§ **The input**
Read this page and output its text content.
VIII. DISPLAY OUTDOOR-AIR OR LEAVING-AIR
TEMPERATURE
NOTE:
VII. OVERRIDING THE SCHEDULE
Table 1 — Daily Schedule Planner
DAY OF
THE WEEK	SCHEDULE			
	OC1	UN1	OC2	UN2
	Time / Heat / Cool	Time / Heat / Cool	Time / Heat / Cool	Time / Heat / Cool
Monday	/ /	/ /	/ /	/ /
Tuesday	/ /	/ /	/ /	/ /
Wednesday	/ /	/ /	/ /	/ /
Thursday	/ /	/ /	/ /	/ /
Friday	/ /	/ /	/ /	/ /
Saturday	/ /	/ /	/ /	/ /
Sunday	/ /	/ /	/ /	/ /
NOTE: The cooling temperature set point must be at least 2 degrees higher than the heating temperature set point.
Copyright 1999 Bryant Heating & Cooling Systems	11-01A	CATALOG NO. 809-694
---
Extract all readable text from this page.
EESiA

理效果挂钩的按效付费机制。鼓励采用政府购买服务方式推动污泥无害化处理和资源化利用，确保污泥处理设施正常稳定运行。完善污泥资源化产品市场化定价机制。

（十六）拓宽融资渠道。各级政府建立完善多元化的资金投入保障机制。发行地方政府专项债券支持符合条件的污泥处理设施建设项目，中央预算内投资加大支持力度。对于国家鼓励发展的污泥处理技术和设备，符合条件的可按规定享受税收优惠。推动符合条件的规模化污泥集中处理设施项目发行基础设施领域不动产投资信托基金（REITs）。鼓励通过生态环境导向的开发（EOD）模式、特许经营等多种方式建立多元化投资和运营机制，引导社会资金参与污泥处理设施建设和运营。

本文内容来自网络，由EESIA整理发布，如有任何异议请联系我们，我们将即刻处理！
==
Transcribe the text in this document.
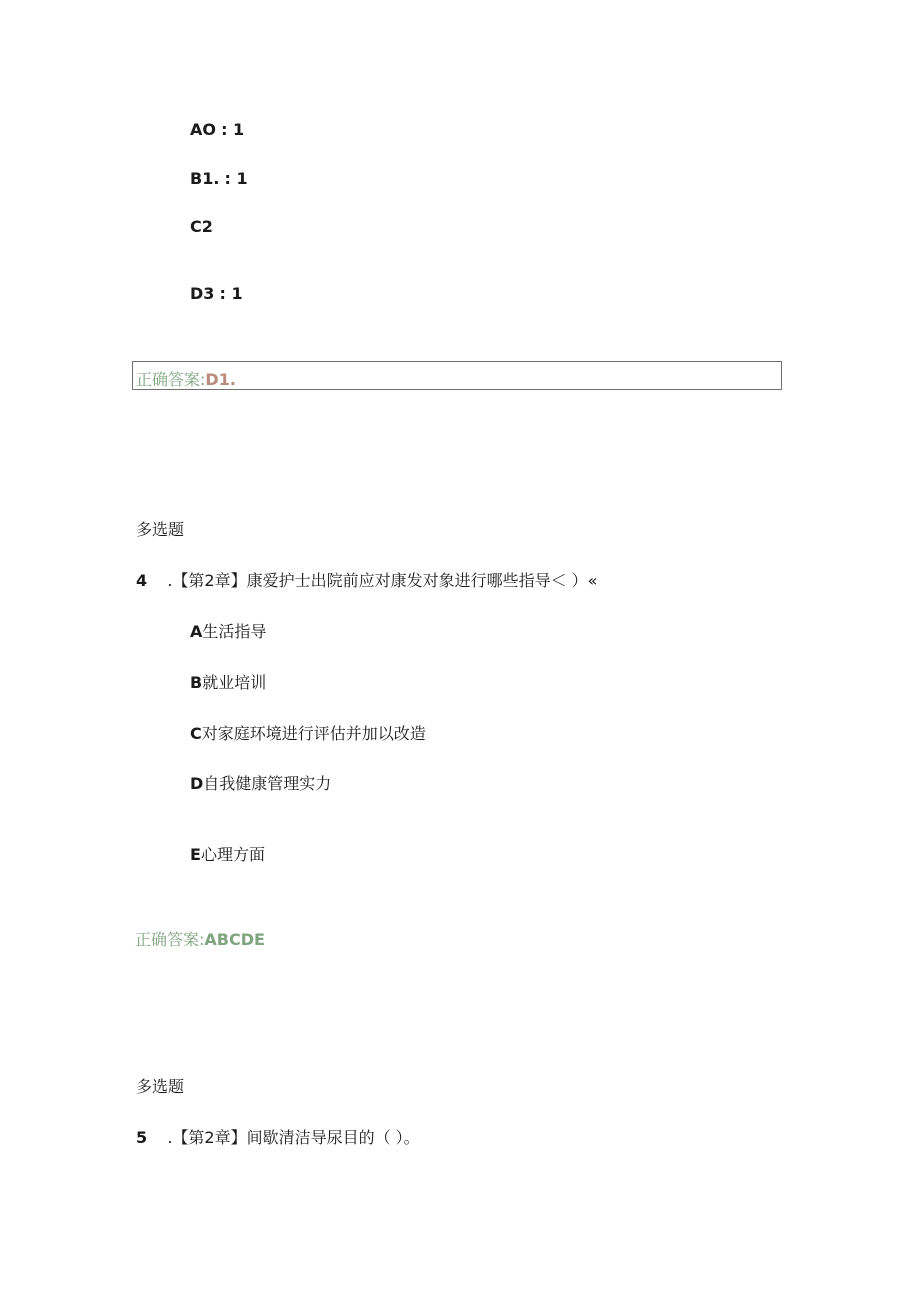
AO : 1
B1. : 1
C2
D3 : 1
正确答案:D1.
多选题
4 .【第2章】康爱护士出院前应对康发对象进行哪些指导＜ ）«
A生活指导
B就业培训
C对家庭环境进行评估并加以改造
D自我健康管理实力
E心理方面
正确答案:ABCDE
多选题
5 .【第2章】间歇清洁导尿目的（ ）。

§ **Exercise instructions**
Pick out the lines that have the word "text". Copy them all.

§ **Output**
Read this page and output its text content.
Extract all readable text from this page.
Transcribe the text in this document.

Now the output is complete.